§ **WHAT TO WORK ON**: Filter this data down to the lines that hold "type", and copy them.

§ **EXTRACTED ENTRIES**:
※ ※ ※

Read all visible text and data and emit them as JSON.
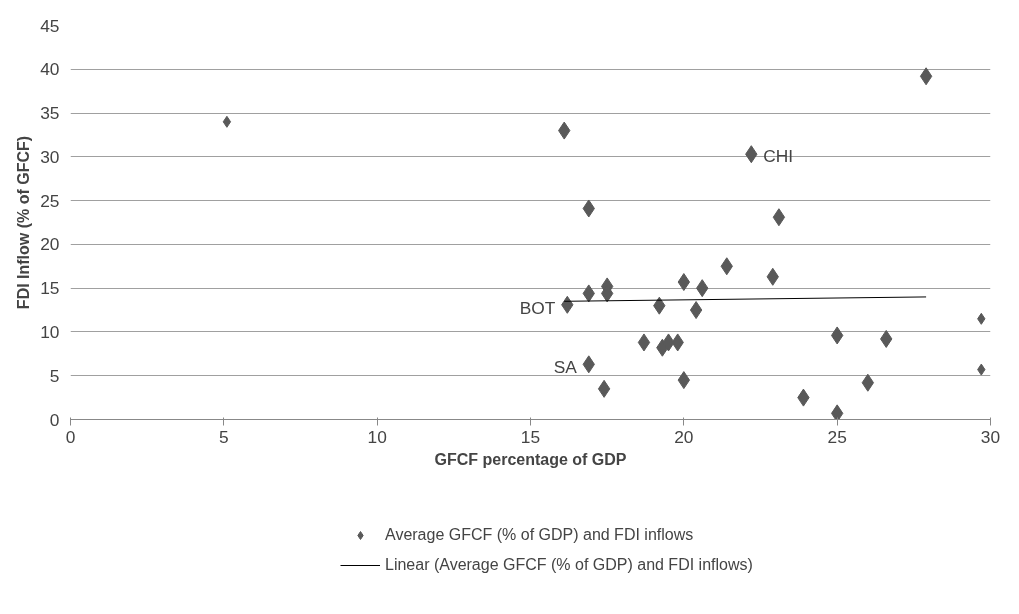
{
  "chart_data": {
    "type": "scatter",
    "xlabel": "GFCF percentage of GDP",
    "ylabel": "FDI Inflow (% of GFCF)",
    "xlim": [
      0,
      30
    ],
    "xticks": [
      0,
      5,
      10,
      15,
      20,
      25,
      30
    ],
    "ylim": [
      0,
      45
    ],
    "yticks": [
      0,
      5,
      10,
      15,
      20,
      25,
      30,
      35,
      40,
      45
    ],
    "grid": "y",
    "legend": "bottom",
    "marker": "diamond",
    "series": [
      {
        "name": "Average GFCF (% of GDP) and FDI inflows",
        "color": "#595959",
        "x": [
          16.1,
          22.2,
          27.9,
          16.9,
          23.1,
          21.4,
          22.9,
          20.0,
          20.6,
          17.5,
          17.5,
          16.9,
          16.2,
          19.2,
          20.4,
          25.0,
          18.7,
          19.3,
          19.5,
          19.8,
          16.9,
          17.4,
          20.0,
          23.9,
          25.0,
          26.0,
          26.6
        ],
        "values": [
          33.0,
          30.3,
          39.2,
          24.1,
          23.1,
          17.5,
          16.3,
          15.7,
          15.0,
          15.2,
          14.4,
          14.4,
          13.1,
          13.0,
          12.5,
          9.6,
          8.8,
          8.2,
          8.8,
          8.8,
          6.3,
          3.5,
          4.5,
          2.5,
          0.7,
          4.2,
          9.2
        ]
      },
      {
        "type": "scatter",
        "color": "#595959",
        "marker": "diamond",
        "x": [
          5.1,
          29.7,
          29.7
        ],
        "values": [
          34.0,
          11.5,
          5.7
        ]
      },
      {
        "type": "line",
        "name": "Linear (Average GFCF (% of GDP) and FDI inflows)",
        "color": "#000000",
        "marker": "none",
        "x": [
          16.1,
          27.9
        ],
        "values": [
          13.5,
          14.0
        ]
      }
    ],
    "annotations": [
      {
        "text": "CHI",
        "x": 22.2,
        "y": 30.3
      },
      {
        "text": "BOT",
        "x": 16.2,
        "y": 13.1
      },
      {
        "text": "SA",
        "x": 16.9,
        "y": 6.3
      }
    ]
  }
}
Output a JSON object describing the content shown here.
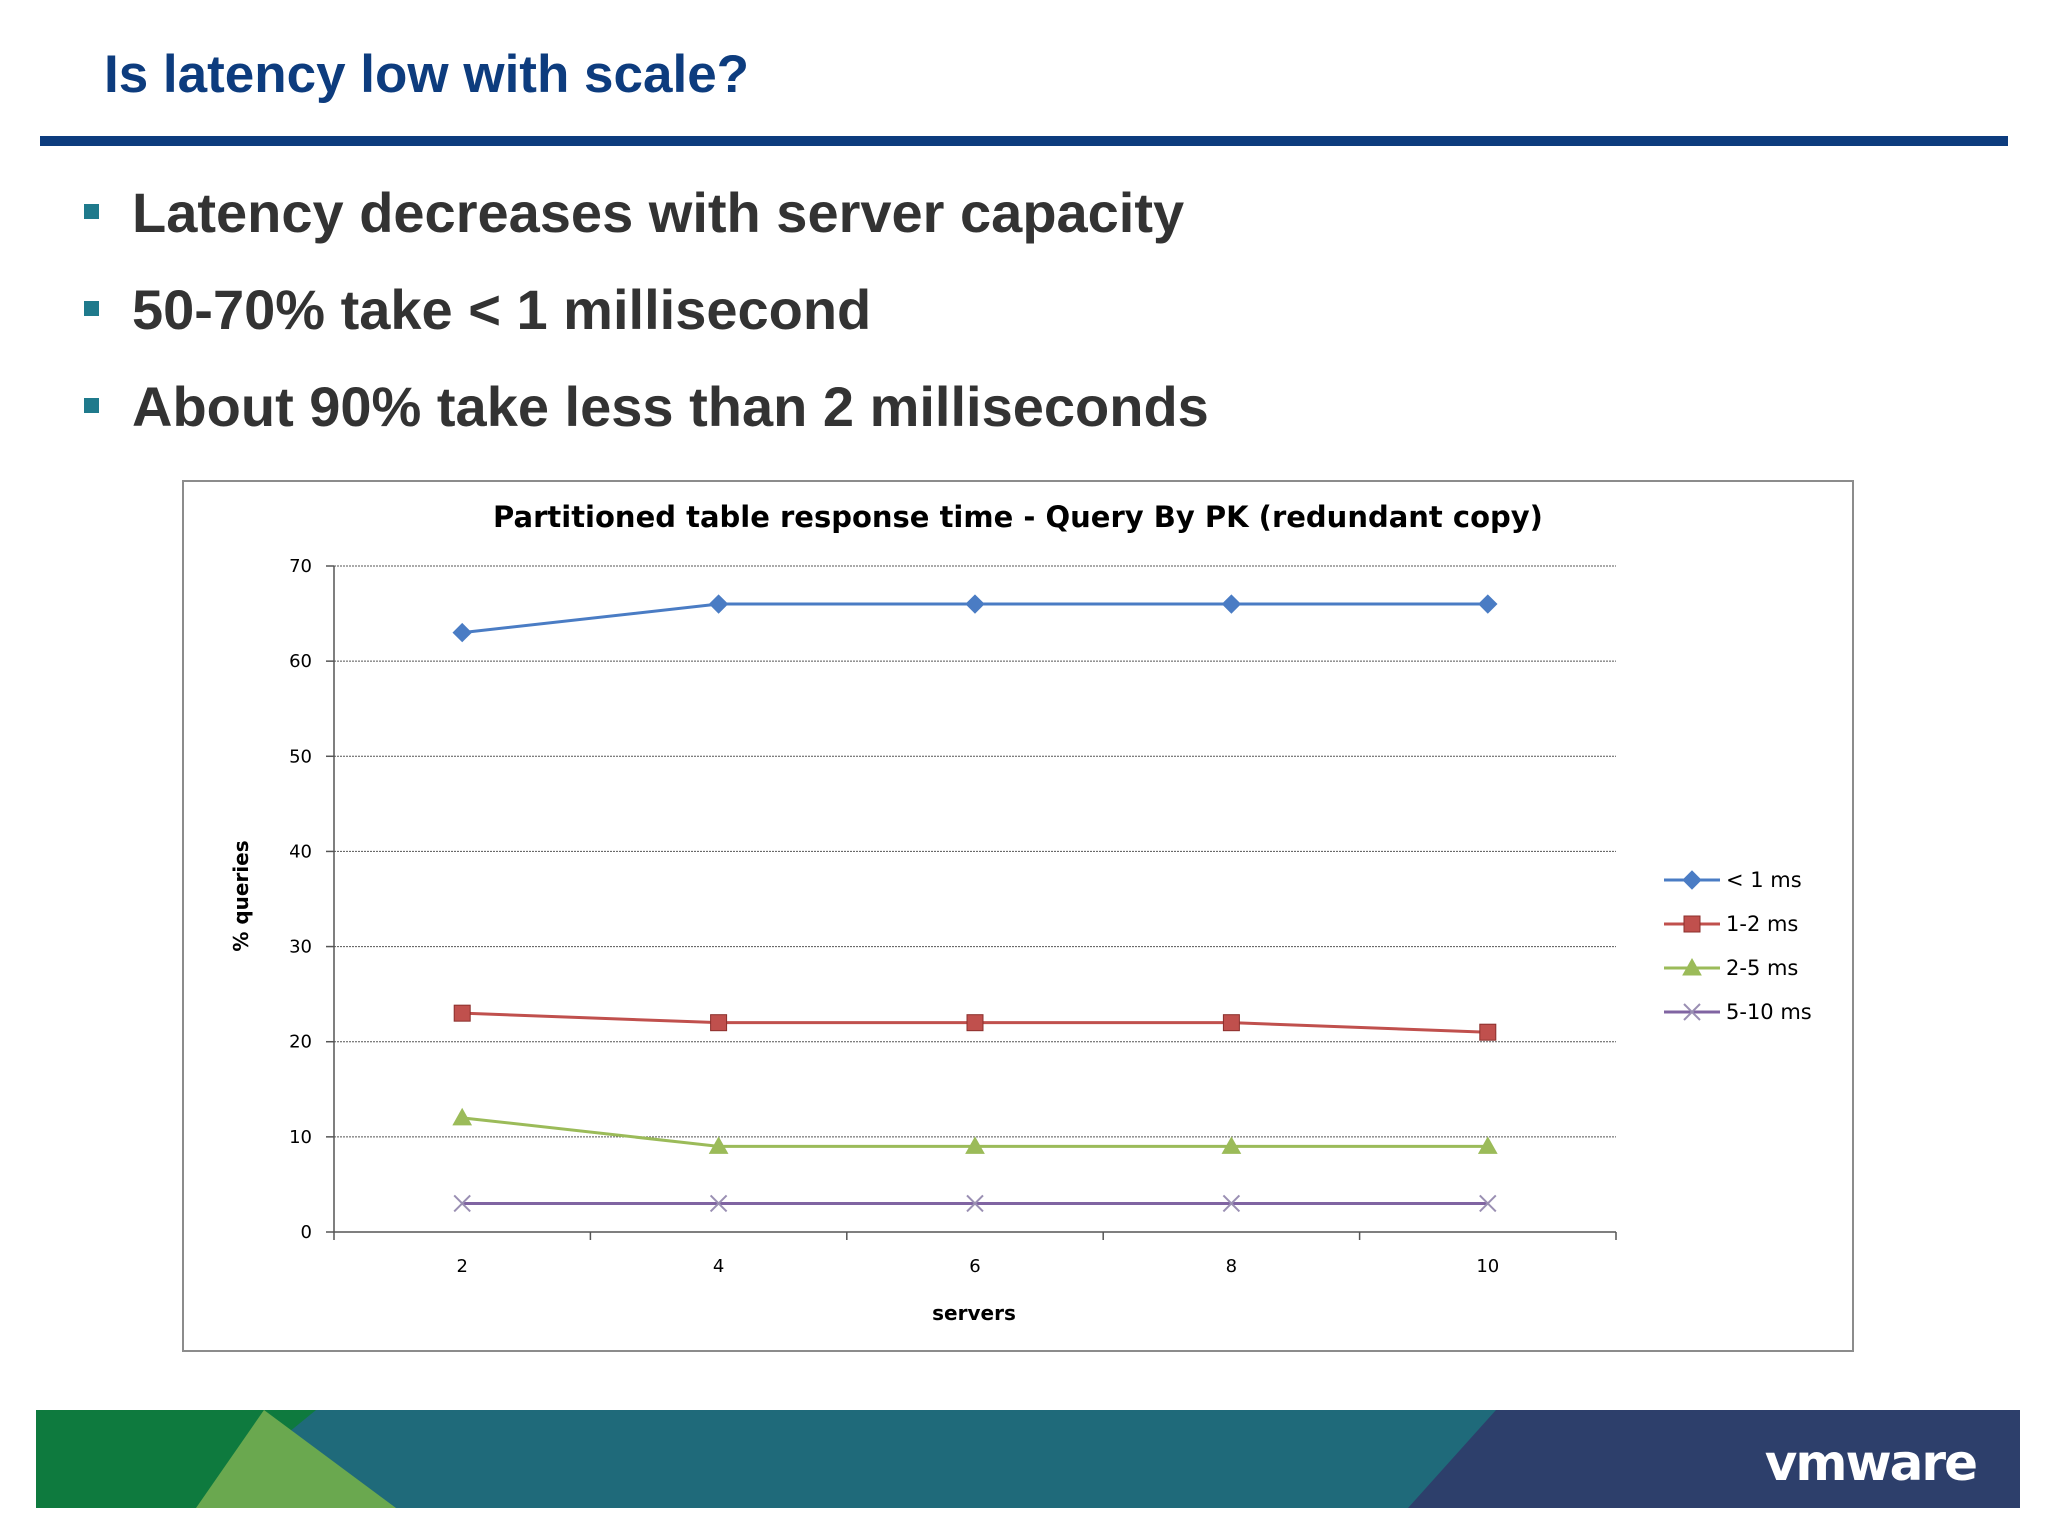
{
  "slide": {
    "title": "Is latency low with scale?",
    "bullets": [
      "Latency decreases with server capacity",
      "50-70% take < 1 millisecond",
      "About 90% take less than 2 milliseconds"
    ]
  },
  "colors": {
    "title": "#0d3c7e",
    "bullet_marker": "#1f7a8c",
    "footer_green": "#0e7a3e",
    "footer_light_green": "#6aa84f",
    "footer_teal": "#1f6a7a",
    "footer_navy": "#2d3f6b"
  },
  "footer": {
    "logo_text": "vmware"
  },
  "chart_data": {
    "type": "line",
    "title": "Partitioned table response time - Query By PK (redundant copy)",
    "xlabel": "servers",
    "ylabel": "% queries",
    "categories": [
      "2",
      "4",
      "6",
      "8",
      "10"
    ],
    "ylim": [
      0,
      70
    ],
    "yticks": [
      0,
      10,
      20,
      30,
      40,
      50,
      60,
      70
    ],
    "grid": true,
    "legend_position": "right",
    "series": [
      {
        "name": "< 1 ms",
        "values": [
          63,
          66,
          66,
          66,
          66
        ],
        "color": "#4a7cc4",
        "marker": "diamond"
      },
      {
        "name": "1-2 ms",
        "values": [
          23,
          22,
          22,
          22,
          21
        ],
        "color": "#c0504d",
        "marker": "square"
      },
      {
        "name": "2-5 ms",
        "values": [
          12,
          9,
          9,
          9,
          9
        ],
        "color": "#9bbb59",
        "marker": "triangle"
      },
      {
        "name": "5-10 ms",
        "values": [
          3,
          3,
          3,
          3,
          3
        ],
        "color": "#8064a2",
        "marker": "x"
      }
    ]
  }
}
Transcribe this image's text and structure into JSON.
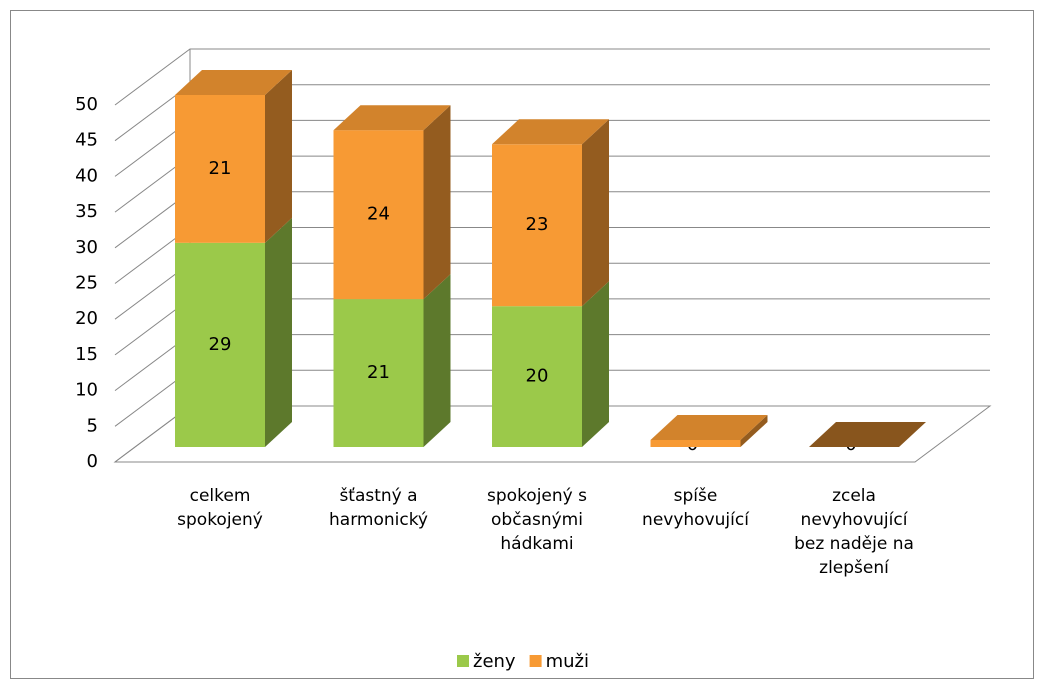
{
  "chart_data": {
    "type": "bar3d_stacked",
    "categories": [
      "celkem spokojený",
      "šťastný a harmonický",
      "spokojený s občasnými hádkami",
      "spíše nevyhovující",
      "zcela nevyhovující bez naděje na zlepšení"
    ],
    "series": [
      {
        "name": "ženy",
        "color": "#9bc94a",
        "values": [
          29,
          21,
          20,
          0,
          0
        ]
      },
      {
        "name": "muži",
        "color": "#f79a34",
        "values": [
          21,
          24,
          23,
          1,
          0
        ]
      }
    ],
    "ylim": [
      0,
      50
    ],
    "yticks": [
      0,
      5,
      10,
      15,
      20,
      25,
      30,
      35,
      40,
      45,
      50
    ],
    "grid": true,
    "legend": "bottom"
  }
}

※ ※ ※

§ **WRITTEN SOLUTION**:
    "type": "scatter",
        "type": "scatter",
        "type": "line",
    "type": "line",
    "type": "bar3d_stacked",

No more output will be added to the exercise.